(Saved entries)
Segment Open

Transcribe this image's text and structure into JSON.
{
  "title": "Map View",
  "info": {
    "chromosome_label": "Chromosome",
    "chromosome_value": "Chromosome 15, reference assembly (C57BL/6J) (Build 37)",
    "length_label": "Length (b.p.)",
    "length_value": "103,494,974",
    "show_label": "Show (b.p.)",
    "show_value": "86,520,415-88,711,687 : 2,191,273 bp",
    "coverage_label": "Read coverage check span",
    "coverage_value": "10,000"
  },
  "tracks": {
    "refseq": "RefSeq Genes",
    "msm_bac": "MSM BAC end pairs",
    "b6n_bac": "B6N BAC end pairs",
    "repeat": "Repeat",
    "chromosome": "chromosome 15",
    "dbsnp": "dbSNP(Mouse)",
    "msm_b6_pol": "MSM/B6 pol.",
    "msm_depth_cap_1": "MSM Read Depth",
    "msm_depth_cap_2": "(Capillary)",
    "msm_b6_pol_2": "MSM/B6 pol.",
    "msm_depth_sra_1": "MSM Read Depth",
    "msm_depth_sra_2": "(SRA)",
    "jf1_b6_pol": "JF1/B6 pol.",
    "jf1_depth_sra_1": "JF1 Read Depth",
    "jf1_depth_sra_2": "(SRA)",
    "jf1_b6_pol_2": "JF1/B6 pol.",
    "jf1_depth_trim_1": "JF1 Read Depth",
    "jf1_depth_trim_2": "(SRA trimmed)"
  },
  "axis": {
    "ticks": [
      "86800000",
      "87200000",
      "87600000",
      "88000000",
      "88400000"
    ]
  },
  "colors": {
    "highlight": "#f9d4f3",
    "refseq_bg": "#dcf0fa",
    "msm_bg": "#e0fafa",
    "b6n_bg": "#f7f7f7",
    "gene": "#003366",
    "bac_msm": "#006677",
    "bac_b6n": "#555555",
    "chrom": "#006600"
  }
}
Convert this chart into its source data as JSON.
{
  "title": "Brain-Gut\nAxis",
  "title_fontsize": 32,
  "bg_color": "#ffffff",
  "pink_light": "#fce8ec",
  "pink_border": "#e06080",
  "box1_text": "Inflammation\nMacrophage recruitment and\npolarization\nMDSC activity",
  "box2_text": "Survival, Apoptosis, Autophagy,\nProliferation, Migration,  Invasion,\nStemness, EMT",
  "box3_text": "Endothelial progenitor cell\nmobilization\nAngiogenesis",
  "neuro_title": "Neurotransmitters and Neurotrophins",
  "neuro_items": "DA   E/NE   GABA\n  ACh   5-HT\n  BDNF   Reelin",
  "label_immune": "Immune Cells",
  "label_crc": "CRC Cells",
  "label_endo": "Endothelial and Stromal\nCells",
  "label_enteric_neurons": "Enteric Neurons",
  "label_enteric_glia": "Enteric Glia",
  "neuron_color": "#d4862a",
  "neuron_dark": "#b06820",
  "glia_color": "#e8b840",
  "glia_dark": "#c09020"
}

Segment Closed

YOUR GOAL: All the lines above need to be retyped exactly, with nothing left out.

OUTPUT OF THE TASK:
Transcribe this image's text and structure into JSON.
{
  "title": "Map View",
  "info": {
    "chromosome_label": "Chromosome",
    "chromosome_value": "Chromosome 15, reference assembly (C57BL/6J) (Build 37)",
    "length_label": "Length (b.p.)",
    "length_value": "103,494,974",
    "show_label": "Show (b.p.)",
    "show_value": "86,520,415-88,711,687 : 2,191,273 bp",
    "coverage_label": "Read coverage check span",
    "coverage_value": "10,000"
  },
  "tracks": {
    "refseq": "RefSeq Genes",
    "msm_bac": "MSM BAC end pairs",
    "b6n_bac": "B6N BAC end pairs",
    "repeat": "Repeat",
    "chromosome": "chromosome 15",
    "dbsnp": "dbSNP(Mouse)",
    "msm_b6_pol": "MSM/B6 pol.",
    "msm_depth_cap_1": "MSM Read Depth",
    "msm_depth_cap_2": "(Capillary)",
    "msm_b6_pol_2": "MSM/B6 pol.",
    "msm_depth_sra_1": "MSM Read Depth",
    "msm_depth_sra_2": "(SRA)",
    "jf1_b6_pol": "JF1/B6 pol.",
    "jf1_depth_sra_1": "JF1 Read Depth",
    "jf1_depth_sra_2": "(SRA)",
    "jf1_b6_pol_2": "JF1/B6 pol.",
    "jf1_depth_trim_1": "JF1 Read Depth",
    "jf1_depth_trim_2": "(SRA trimmed)"
  },
  "axis": {
    "ticks": [
      "86800000",
      "87200000",
      "87600000",
      "88000000",
      "88400000"
    ]
  },
  "colors": {
    "highlight": "#f9d4f3",
    "refseq_bg": "#dcf0fa",
    "msm_bg": "#e0fafa",
    "b6n_bg": "#f7f7f7",
    "gene": "#003366",
    "bac_msm": "#006677",
    "bac_b6n": "#555555",
    "chrom": "#006600"
  }
}
Convert this chart into its source data as JSON.
{
  "title": "Brain-Gut\nAxis",
  "title_fontsize": 32,
  "bg_color": "#ffffff",
  "pink_light": "#fce8ec",
  "pink_border": "#e06080",
  "box1_text": "Inflammation\nMacrophage recruitment and\npolarization\nMDSC activity",
  "box2_text": "Survival, Apoptosis, Autophagy,\nProliferation, Migration,  Invasion,\nStemness, EMT",
  "box3_text": "Endothelial progenitor cell\nmobilization\nAngiogenesis",
  "neuro_title": "Neurotransmitters and Neurotrophins",
  "neuro_items": "DA   E/NE   GABA\n  ACh   5-HT\n  BDNF   Reelin",
  "label_immune": "Immune Cells",
  "label_crc": "CRC Cells",
  "label_endo": "Endothelial and Stromal\nCells",
  "label_enteric_neurons": "Enteric Neurons",
  "label_enteric_glia": "Enteric Glia",
  "neuron_color": "#d4862a",
  "neuron_dark": "#b06820",
  "glia_color": "#e8b840",
  "glia_dark": "#c09020"
}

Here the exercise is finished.